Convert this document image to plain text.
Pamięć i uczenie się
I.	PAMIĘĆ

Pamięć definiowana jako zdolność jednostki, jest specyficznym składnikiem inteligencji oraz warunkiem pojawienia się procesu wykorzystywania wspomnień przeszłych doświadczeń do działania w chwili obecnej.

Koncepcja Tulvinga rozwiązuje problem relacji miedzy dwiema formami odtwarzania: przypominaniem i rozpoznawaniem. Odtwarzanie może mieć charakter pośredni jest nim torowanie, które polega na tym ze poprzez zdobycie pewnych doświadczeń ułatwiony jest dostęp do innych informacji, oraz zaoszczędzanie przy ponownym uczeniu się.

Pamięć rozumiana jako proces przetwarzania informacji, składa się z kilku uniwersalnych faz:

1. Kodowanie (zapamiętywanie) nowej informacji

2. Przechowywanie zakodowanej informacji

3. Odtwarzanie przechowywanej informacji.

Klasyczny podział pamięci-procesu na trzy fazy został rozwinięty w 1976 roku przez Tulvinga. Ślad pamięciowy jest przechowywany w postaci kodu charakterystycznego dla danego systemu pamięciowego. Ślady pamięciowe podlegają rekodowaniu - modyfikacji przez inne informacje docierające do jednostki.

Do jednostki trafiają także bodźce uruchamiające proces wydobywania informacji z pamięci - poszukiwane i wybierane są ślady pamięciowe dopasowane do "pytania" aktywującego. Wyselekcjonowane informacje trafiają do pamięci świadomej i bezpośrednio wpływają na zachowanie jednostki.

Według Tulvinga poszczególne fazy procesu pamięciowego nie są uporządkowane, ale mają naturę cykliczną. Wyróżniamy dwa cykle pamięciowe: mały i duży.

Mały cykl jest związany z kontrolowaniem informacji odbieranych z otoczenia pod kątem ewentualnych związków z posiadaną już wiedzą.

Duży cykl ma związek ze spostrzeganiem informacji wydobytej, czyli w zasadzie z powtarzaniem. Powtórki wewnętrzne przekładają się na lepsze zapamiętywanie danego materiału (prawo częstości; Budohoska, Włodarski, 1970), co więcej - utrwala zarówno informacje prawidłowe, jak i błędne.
::::
YOUR OBJECTIVE ->
Write down every line of the data exactly as it appears above.

SOLUTION FOR THIS EXERCISE ->
Convert this document image to plain text.
Pamięć i uczenie się
I.	PAMIĘĆ

Pamięć definiowana jako zdolność jednostki, jest specyficznym składnikiem inteligencji oraz warunkiem pojawienia się procesu wykorzystywania wspomnień przeszłych doświadczeń do działania w chwili obecnej.

Koncepcja Tulvinga rozwiązuje problem relacji miedzy dwiema formami odtwarzania: przypominaniem i rozpoznawaniem. Odtwarzanie może mieć charakter pośredni jest nim torowanie, które polega na tym ze poprzez zdobycie pewnych doświadczeń ułatwiony jest dostęp do innych informacji, oraz zaoszczędzanie przy ponownym uczeniu się.

Pamięć rozumiana jako proces przetwarzania informacji, składa się z kilku uniwersalnych faz:

1. Kodowanie (zapamiętywanie) nowej informacji

2. Przechowywanie zakodowanej informacji

3. Odtwarzanie przechowywanej informacji.

Klasyczny podział pamięci-procesu na trzy fazy został rozwinięty w 1976 roku przez Tulvinga. Ślad pamięciowy jest przechowywany w postaci kodu charakterystycznego dla danego systemu pamięciowego. Ślady pamięciowe podlegają rekodowaniu - modyfikacji przez inne informacje docierające do jednostki.

Do jednostki trafiają także bodźce uruchamiające proces wydobywania informacji z pamięci - poszukiwane i wybierane są ślady pamięciowe dopasowane do "pytania" aktywującego. Wyselekcjonowane informacje trafiają do pamięci świadomej i bezpośrednio wpływają na zachowanie jednostki.

Według Tulvinga poszczególne fazy procesu pamięciowego nie są uporządkowane, ale mają naturę cykliczną. Wyróżniamy dwa cykle pamięciowe: mały i duży.

Mały cykl jest związany z kontrolowaniem informacji odbieranych z otoczenia pod kątem ewentualnych związków z posiadaną już wiedzą.

Duży cykl ma związek ze spostrzeganiem informacji wydobytej, czyli w zasadzie z powtarzaniem. Powtórki wewnętrzne przekładają się na lepsze zapamiętywanie danego materiału (prawo częstości; Budohoska, Włodarski, 1970), co więcej - utrwala zarówno informacje prawidłowe, jak i błędne.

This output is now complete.